[Stored items]
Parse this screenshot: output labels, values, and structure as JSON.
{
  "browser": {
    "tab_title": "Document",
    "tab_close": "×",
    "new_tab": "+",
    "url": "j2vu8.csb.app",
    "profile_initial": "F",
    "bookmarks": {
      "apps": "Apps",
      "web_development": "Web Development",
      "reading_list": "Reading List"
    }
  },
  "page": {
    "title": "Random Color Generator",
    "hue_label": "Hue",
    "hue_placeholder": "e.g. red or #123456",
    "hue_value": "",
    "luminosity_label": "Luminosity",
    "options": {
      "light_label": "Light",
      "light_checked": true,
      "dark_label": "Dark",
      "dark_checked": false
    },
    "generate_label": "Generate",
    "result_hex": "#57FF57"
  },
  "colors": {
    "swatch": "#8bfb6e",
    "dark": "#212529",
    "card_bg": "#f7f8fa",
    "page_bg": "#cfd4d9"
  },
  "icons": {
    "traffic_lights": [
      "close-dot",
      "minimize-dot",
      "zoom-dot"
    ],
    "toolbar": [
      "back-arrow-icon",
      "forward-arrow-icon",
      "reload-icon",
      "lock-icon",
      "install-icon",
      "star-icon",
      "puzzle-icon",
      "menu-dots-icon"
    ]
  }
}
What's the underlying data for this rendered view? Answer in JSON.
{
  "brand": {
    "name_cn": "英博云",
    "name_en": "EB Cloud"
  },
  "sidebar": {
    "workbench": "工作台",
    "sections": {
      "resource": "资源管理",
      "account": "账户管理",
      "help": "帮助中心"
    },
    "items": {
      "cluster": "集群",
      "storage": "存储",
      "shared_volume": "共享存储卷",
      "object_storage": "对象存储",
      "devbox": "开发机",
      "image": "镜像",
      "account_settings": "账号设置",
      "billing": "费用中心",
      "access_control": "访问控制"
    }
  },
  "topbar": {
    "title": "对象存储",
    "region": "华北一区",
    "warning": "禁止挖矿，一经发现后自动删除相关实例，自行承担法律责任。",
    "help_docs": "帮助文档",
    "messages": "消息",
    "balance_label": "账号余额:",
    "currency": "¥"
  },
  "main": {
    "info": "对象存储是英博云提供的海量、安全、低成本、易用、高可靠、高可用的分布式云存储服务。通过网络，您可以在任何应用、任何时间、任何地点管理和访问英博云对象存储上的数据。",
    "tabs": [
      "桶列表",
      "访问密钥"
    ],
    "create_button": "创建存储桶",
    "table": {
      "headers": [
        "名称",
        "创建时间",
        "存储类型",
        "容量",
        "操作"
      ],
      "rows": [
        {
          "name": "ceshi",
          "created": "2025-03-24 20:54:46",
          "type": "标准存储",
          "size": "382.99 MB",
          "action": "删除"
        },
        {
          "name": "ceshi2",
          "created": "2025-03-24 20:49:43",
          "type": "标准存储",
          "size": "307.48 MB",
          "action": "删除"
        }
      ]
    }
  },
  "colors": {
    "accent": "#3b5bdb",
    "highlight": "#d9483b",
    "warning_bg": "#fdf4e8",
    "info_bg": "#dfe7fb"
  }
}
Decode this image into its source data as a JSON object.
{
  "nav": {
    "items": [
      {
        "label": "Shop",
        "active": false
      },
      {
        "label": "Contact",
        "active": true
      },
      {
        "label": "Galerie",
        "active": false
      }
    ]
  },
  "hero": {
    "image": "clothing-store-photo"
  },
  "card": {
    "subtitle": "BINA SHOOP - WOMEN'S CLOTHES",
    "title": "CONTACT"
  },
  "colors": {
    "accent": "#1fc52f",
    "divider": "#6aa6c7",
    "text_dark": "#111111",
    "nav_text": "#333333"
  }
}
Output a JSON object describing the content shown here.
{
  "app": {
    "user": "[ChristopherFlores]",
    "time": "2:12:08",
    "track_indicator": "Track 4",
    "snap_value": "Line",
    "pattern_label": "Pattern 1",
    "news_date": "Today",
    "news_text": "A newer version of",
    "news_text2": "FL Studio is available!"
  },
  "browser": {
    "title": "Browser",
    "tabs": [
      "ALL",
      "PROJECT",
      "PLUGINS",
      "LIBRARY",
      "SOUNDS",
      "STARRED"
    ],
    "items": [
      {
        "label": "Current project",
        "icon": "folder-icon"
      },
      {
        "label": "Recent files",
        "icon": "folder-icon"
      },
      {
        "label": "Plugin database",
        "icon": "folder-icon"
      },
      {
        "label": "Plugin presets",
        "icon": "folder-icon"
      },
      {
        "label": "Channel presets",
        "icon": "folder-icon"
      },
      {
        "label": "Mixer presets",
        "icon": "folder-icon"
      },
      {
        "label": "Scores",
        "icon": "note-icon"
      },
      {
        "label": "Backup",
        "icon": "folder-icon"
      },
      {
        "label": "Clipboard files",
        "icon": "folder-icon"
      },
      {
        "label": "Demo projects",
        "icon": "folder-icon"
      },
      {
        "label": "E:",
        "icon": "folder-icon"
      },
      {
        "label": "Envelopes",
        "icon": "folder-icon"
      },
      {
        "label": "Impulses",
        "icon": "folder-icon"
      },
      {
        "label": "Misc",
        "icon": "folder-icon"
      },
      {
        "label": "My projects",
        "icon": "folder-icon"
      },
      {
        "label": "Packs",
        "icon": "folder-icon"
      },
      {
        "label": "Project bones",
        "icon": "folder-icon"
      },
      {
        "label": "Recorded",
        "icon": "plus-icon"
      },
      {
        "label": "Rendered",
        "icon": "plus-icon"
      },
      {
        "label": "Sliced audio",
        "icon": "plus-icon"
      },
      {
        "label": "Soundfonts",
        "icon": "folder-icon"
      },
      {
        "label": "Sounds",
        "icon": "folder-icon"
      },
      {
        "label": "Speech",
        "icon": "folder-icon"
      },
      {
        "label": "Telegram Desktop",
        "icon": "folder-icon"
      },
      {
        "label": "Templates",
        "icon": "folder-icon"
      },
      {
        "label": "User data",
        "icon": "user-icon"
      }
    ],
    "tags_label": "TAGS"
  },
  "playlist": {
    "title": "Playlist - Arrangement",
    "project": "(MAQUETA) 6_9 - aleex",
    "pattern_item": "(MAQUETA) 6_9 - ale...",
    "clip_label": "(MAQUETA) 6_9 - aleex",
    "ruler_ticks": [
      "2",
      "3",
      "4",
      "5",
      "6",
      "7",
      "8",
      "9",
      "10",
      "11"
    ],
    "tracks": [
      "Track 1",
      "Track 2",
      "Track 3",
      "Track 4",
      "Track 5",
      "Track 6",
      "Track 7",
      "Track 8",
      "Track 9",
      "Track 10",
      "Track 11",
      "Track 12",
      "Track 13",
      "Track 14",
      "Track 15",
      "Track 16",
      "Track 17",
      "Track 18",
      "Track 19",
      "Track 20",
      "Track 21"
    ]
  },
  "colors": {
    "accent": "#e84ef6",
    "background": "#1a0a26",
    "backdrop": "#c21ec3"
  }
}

**What is being asked**
Transcribe the material exactly as it reads.

**Exercise output**
Parse this screenshot: output labels, values, and structure as JSON.
{
  "browser": {
    "tab_title": "Document",
    "tab_close": "×",
    "new_tab": "+",
    "url": "j2vu8.csb.app",
    "profile_initial": "F",
    "bookmarks": {
      "apps": "Apps",
      "web_development": "Web Development",
      "reading_list": "Reading List"
    }
  },
  "page": {
    "title": "Random Color Generator",
    "hue_label": "Hue",
    "hue_placeholder": "e.g. red or #123456",
    "hue_value": "",
    "luminosity_label": "Luminosity",
    "options": {
      "light_label": "Light",
      "light_checked": true,
      "dark_label": "Dark",
      "dark_checked": false
    },
    "generate_label": "Generate",
    "result_hex": "#57FF57"
  },
  "colors": {
    "swatch": "#8bfb6e",
    "dark": "#212529",
    "card_bg": "#f7f8fa",
    "page_bg": "#cfd4d9"
  },
  "icons": {
    "traffic_lights": [
      "close-dot",
      "minimize-dot",
      "zoom-dot"
    ],
    "toolbar": [
      "back-arrow-icon",
      "forward-arrow-icon",
      "reload-icon",
      "lock-icon",
      "install-icon",
      "star-icon",
      "puzzle-icon",
      "menu-dots-icon"
    ]
  }
}
What's the underlying data for this rendered view? Answer in JSON.
{
  "brand": {
    "name_cn": "英博云",
    "name_en": "EB Cloud"
  },
  "sidebar": {
    "workbench": "工作台",
    "sections": {
      "resource": "资源管理",
      "account": "账户管理",
      "help": "帮助中心"
    },
    "items": {
      "cluster": "集群",
      "storage": "存储",
      "shared_volume": "共享存储卷",
      "object_storage": "对象存储",
      "devbox": "开发机",
      "image": "镜像",
      "account_settings": "账号设置",
      "billing": "费用中心",
      "access_control": "访问控制"
    }
  },
  "topbar": {
    "title": "对象存储",
    "region": "华北一区",
    "warning": "禁止挖矿，一经发现后自动删除相关实例，自行承担法律责任。",
    "help_docs": "帮助文档",
    "messages": "消息",
    "balance_label": "账号余额:",
    "currency": "¥"
  },
  "main": {
    "info": "对象存储是英博云提供的海量、安全、低成本、易用、高可靠、高可用的分布式云存储服务。通过网络，您可以在任何应用、任何时间、任何地点管理和访问英博云对象存储上的数据。",
    "tabs": [
      "桶列表",
      "访问密钥"
    ],
    "create_button": "创建存储桶",
    "table": {
      "headers": [
        "名称",
        "创建时间",
        "存储类型",
        "容量",
        "操作"
      ],
      "rows": [
        {
          "name": "ceshi",
          "created": "2025-03-24 20:54:46",
          "type": "标准存储",
          "size": "382.99 MB",
          "action": "删除"
        },
        {
          "name": "ceshi2",
          "created": "2025-03-24 20:49:43",
          "type": "标准存储",
          "size": "307.48 MB",
          "action": "删除"
        }
      ]
    }
  },
  "colors": {
    "accent": "#3b5bdb",
    "highlight": "#d9483b",
    "warning_bg": "#fdf4e8",
    "info_bg": "#dfe7fb"
  }
}
Decode this image into its source data as a JSON object.
{
  "nav": {
    "items": [
      {
        "label": "Shop",
        "active": false
      },
      {
        "label": "Contact",
        "active": true
      },
      {
        "label": "Galerie",
        "active": false
      }
    ]
  },
  "hero": {
    "image": "clothing-store-photo"
  },
  "card": {
    "subtitle": "BINA SHOOP - WOMEN'S CLOTHES",
    "title": "CONTACT"
  },
  "colors": {
    "accent": "#1fc52f",
    "divider": "#6aa6c7",
    "text_dark": "#111111",
    "nav_text": "#333333"
  }
}
Output a JSON object describing the content shown here.
{
  "app": {
    "user": "[ChristopherFlores]",
    "time": "2:12:08",
    "track_indicator": "Track 4",
    "snap_value": "Line",
    "pattern_label": "Pattern 1",
    "news_date": "Today",
    "news_text": "A newer version of",
    "news_text2": "FL Studio is available!"
  },
  "browser": {
    "title": "Browser",
    "tabs": [
      "ALL",
      "PROJECT",
      "PLUGINS",
      "LIBRARY",
      "SOUNDS",
      "STARRED"
    ],
    "items": [
      {
        "label": "Current project",
        "icon": "folder-icon"
      },
      {
        "label": "Recent files",
        "icon": "folder-icon"
      },
      {
        "label": "Plugin database",
        "icon": "folder-icon"
      },
      {
        "label": "Plugin presets",
        "icon": "folder-icon"
      },
      {
        "label": "Channel presets",
        "icon": "folder-icon"
      },
      {
        "label": "Mixer presets",
        "icon": "folder-icon"
      },
      {
        "label": "Scores",
        "icon": "note-icon"
      },
      {
        "label": "Backup",
        "icon": "folder-icon"
      },
      {
        "label": "Clipboard files",
        "icon": "folder-icon"
      },
      {
        "label": "Demo projects",
        "icon": "folder-icon"
      },
      {
        "label": "E:",
        "icon": "folder-icon"
      },
      {
        "label": "Envelopes",
        "icon": "folder-icon"
      },
      {
        "label": "Impulses",
        "icon": "folder-icon"
      },
      {
        "label": "Misc",
        "icon": "folder-icon"
      },
      {
        "label": "My projects",
        "icon": "folder-icon"
      },
      {
        "label": "Packs",
        "icon": "folder-icon"
      },
      {
        "label": "Project bones",
        "icon": "folder-icon"
      },
      {
        "label": "Recorded",
        "icon": "plus-icon"
      },
      {
        "label": "Rendered",
        "icon": "plus-icon"
      },
      {
        "label": "Sliced audio",
        "icon": "plus-icon"
      },
      {
        "label": "Soundfonts",
        "icon": "folder-icon"
      },
      {
        "label": "Sounds",
        "icon": "folder-icon"
      },
      {
        "label": "Speech",
        "icon": "folder-icon"
      },
      {
        "label": "Telegram Desktop",
        "icon": "folder-icon"
      },
      {
        "label": "Templates",
        "icon": "folder-icon"
      },
      {
        "label": "User data",
        "icon": "user-icon"
      }
    ],
    "tags_label": "TAGS"
  },
  "playlist": {
    "title": "Playlist - Arrangement",
    "project": "(MAQUETA) 6_9 - aleex",
    "pattern_item": "(MAQUETA) 6_9 - ale...",
    "clip_label": "(MAQUETA) 6_9 - aleex",
    "ruler_ticks": [
      "2",
      "3",
      "4",
      "5",
      "6",
      "7",
      "8",
      "9",
      "10",
      "11"
    ],
    "tracks": [
      "Track 1",
      "Track 2",
      "Track 3",
      "Track 4",
      "Track 5",
      "Track 6",
      "Track 7",
      "Track 8",
      "Track 9",
      "Track 10",
      "Track 11",
      "Track 12",
      "Track 13",
      "Track 14",
      "Track 15",
      "Track 16",
      "Track 17",
      "Track 18",
      "Track 19",
      "Track 20",
      "Track 21"
    ]
  },
  "colors": {
    "accent": "#e84ef6",
    "background": "#1a0a26",
    "backdrop": "#c21ec3"
  }
}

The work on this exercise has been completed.